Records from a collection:

□ □ □ □ □

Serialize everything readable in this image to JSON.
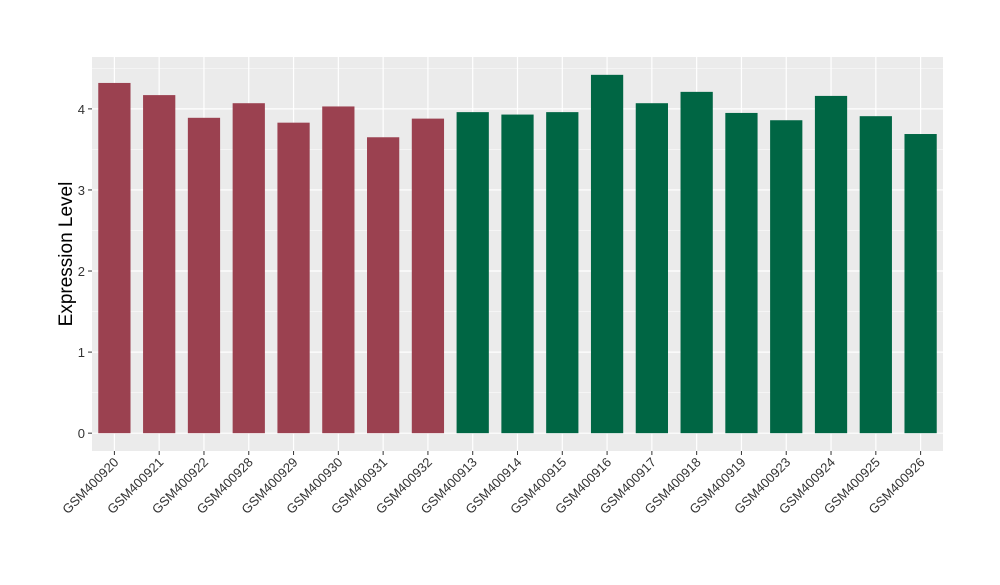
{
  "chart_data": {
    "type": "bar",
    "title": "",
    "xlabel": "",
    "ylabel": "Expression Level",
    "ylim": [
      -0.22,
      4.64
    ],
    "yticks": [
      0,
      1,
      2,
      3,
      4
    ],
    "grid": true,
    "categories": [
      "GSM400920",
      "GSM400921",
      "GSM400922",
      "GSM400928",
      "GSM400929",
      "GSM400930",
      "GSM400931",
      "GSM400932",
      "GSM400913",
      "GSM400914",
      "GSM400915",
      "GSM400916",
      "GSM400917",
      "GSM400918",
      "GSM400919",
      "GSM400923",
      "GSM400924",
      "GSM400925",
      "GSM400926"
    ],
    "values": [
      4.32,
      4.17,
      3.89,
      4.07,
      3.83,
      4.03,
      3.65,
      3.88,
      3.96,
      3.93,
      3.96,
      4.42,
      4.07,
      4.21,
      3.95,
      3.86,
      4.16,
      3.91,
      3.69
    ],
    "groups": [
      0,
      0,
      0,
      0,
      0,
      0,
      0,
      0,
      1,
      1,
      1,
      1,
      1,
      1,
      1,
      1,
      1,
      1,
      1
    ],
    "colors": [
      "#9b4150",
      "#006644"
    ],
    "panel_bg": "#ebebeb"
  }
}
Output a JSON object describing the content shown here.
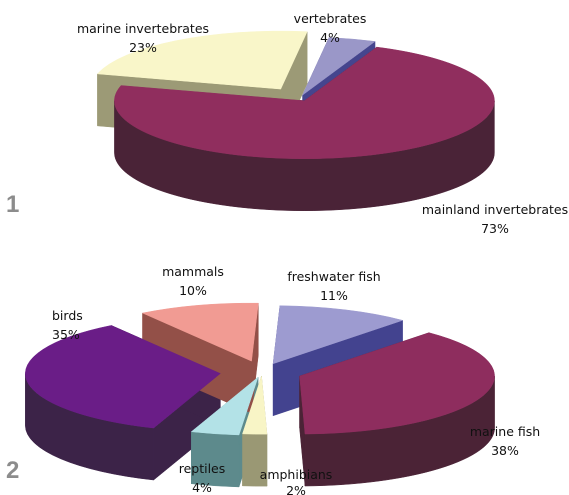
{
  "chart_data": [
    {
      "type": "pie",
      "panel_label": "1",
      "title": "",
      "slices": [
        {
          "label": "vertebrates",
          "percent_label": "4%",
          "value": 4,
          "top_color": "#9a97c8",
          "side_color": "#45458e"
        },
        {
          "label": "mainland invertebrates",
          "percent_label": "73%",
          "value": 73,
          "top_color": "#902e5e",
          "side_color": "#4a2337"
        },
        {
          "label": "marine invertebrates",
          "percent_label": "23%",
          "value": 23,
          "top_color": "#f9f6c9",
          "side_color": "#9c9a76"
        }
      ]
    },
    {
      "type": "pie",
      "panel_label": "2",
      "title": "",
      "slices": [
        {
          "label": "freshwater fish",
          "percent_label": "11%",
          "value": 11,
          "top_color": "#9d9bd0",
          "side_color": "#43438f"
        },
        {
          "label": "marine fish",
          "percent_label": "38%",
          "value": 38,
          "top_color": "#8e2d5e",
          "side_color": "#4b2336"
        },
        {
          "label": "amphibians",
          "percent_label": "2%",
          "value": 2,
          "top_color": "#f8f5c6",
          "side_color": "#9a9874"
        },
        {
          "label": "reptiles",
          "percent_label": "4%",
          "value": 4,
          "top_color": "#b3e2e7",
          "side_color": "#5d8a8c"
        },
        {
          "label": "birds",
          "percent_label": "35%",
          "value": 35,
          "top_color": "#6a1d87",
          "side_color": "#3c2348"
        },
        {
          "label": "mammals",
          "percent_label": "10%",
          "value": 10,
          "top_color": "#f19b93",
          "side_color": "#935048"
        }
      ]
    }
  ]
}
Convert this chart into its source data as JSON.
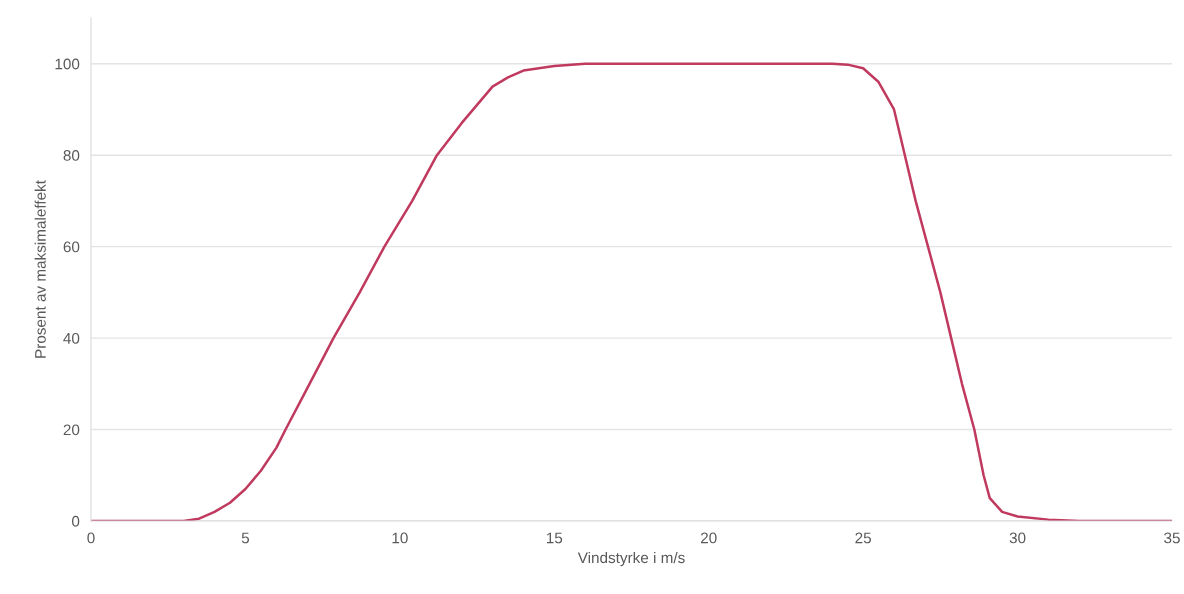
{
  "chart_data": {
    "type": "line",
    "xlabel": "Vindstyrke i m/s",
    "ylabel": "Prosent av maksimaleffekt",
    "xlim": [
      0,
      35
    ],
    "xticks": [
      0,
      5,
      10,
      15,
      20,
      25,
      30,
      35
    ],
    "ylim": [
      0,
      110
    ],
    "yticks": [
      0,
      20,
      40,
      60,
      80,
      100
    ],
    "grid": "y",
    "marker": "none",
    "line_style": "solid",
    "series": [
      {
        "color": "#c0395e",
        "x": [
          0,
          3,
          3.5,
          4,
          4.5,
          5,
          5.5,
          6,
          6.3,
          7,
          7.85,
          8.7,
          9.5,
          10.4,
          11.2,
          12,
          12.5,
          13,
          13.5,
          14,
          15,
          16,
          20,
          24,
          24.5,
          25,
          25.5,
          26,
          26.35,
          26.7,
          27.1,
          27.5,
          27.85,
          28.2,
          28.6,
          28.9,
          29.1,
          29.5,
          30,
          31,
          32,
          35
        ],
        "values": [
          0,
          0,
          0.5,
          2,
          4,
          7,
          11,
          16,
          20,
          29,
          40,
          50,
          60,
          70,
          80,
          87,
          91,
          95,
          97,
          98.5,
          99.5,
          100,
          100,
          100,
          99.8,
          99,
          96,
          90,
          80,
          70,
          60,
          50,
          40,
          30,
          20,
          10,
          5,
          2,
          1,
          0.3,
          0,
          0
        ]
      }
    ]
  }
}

□ □ □ □ □

Stated goal:
Look through the entries above and report each line where the string "ylabel" occurs.

Output below:
    "ylabel": "Expression Level",
    "ylabel": "Prosent av maksimaleffekt",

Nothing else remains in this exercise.